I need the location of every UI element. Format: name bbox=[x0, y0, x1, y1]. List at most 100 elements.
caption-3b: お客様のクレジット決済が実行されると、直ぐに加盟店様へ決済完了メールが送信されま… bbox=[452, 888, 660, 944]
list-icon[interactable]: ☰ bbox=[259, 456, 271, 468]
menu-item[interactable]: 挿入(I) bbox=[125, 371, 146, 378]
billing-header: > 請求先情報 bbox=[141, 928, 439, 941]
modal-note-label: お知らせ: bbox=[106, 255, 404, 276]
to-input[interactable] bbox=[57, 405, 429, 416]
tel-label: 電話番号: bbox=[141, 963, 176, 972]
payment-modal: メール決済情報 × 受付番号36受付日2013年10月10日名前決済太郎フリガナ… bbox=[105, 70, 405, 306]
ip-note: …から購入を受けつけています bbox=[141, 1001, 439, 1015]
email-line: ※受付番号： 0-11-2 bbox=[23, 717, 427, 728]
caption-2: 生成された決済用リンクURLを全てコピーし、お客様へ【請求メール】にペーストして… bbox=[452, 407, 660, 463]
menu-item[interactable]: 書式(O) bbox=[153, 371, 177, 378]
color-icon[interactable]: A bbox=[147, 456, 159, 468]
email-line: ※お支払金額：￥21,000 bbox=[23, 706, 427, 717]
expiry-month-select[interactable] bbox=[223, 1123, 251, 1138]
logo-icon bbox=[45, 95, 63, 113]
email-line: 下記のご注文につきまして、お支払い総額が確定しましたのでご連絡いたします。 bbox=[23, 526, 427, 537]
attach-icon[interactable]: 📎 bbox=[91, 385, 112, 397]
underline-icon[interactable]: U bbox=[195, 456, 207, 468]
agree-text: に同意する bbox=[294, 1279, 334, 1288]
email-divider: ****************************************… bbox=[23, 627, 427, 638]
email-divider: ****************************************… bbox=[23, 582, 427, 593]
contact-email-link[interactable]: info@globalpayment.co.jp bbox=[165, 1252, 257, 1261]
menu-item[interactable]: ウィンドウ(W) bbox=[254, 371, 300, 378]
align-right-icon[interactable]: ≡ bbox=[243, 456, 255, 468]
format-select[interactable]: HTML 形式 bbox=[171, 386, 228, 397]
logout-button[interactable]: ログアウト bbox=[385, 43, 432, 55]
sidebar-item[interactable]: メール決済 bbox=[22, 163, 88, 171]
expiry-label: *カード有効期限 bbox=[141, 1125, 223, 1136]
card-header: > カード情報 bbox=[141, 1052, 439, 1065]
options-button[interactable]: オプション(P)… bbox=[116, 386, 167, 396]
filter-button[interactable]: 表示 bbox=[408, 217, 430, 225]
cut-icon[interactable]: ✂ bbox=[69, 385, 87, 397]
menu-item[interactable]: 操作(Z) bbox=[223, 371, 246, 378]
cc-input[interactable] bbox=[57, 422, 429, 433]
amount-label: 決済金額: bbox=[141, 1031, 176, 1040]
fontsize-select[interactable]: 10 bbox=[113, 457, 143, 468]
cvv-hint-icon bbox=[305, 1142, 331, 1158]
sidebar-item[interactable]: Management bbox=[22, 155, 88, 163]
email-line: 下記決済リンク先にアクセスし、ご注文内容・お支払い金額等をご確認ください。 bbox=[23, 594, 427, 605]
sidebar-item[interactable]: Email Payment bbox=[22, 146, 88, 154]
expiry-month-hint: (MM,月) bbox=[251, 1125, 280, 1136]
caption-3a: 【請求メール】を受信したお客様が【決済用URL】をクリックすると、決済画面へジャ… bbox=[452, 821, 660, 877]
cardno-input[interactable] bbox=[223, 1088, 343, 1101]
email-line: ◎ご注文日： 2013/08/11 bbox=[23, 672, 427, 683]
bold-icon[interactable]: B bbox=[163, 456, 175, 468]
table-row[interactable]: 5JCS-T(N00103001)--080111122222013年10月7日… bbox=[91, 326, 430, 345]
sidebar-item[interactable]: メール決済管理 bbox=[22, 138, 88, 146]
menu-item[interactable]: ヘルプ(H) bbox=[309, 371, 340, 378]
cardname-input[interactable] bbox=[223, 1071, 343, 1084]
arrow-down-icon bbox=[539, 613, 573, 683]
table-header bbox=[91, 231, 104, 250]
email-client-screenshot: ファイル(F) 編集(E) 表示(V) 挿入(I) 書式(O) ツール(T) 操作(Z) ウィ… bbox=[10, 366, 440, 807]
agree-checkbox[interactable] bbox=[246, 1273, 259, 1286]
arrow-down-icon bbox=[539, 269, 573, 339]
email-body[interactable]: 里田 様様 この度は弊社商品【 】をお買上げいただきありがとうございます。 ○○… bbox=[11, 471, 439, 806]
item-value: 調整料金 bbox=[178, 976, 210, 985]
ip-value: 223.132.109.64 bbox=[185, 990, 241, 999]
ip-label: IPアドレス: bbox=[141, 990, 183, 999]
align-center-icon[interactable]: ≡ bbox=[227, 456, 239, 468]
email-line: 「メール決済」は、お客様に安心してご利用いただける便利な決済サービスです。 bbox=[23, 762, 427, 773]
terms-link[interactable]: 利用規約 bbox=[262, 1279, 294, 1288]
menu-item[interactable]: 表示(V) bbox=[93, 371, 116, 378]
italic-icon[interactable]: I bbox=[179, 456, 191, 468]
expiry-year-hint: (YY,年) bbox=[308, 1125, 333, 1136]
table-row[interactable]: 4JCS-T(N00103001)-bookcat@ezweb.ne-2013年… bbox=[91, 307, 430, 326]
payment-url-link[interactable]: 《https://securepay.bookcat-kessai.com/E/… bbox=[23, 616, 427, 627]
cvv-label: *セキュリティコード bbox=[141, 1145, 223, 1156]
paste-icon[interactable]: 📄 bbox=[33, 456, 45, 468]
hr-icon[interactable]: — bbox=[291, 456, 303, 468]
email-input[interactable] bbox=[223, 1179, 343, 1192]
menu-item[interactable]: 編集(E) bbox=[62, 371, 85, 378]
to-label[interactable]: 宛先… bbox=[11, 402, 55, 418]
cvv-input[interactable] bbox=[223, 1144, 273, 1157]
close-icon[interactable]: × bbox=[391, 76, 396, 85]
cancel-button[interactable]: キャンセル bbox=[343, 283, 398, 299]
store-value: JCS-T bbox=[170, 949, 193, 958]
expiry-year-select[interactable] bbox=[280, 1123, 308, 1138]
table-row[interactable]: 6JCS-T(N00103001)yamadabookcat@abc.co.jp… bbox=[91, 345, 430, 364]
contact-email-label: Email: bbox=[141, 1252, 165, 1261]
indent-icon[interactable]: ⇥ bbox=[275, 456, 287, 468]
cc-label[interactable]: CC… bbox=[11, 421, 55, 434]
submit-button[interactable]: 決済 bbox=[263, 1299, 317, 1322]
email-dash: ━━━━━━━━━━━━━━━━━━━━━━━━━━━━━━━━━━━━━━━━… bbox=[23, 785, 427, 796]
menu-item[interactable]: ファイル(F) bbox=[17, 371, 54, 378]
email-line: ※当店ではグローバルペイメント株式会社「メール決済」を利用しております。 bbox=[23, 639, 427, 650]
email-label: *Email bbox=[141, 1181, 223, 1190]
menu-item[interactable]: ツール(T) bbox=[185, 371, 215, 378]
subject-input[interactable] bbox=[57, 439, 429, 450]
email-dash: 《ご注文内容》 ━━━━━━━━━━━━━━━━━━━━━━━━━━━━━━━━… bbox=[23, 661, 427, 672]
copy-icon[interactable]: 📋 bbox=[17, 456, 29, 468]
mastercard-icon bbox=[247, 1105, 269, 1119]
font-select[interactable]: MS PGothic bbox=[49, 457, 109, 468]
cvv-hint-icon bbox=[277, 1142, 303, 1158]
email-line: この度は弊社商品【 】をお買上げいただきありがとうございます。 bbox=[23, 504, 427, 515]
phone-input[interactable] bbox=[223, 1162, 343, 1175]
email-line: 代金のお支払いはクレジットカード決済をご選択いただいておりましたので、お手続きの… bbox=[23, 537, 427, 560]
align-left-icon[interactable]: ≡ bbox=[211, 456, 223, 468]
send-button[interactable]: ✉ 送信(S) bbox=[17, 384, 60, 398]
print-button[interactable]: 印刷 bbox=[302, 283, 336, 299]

__________________________________________________

**Aim of the exercise:**
Retype the lines from the first line through the line containing "email-line: ※受付番号： 0-11-2", including both, without any changes.

**Reply to the exercise:**
I need the location of every UI element. Format: name bbox=[x0, y0, x1, y1]. List at most 100 elements.
caption-3b: お客様のクレジット決済が実行されると、直ぐに加盟店様へ決済完了メールが送信されま… bbox=[452, 888, 660, 944]
list-icon[interactable]: ☰ bbox=[259, 456, 271, 468]
menu-item[interactable]: 挿入(I) bbox=[125, 371, 146, 378]
billing-header: > 請求先情報 bbox=[141, 928, 439, 941]
modal-note-label: お知らせ: bbox=[106, 255, 404, 276]
to-input[interactable] bbox=[57, 405, 429, 416]
tel-label: 電話番号: bbox=[141, 963, 176, 972]
payment-modal: メール決済情報 × 受付番号36受付日2013年10月10日名前決済太郎フリガナ… bbox=[105, 70, 405, 306]
ip-note: …から購入を受けつけています bbox=[141, 1001, 439, 1015]
email-line: ※受付番号： 0-11-2 bbox=[23, 717, 427, 728]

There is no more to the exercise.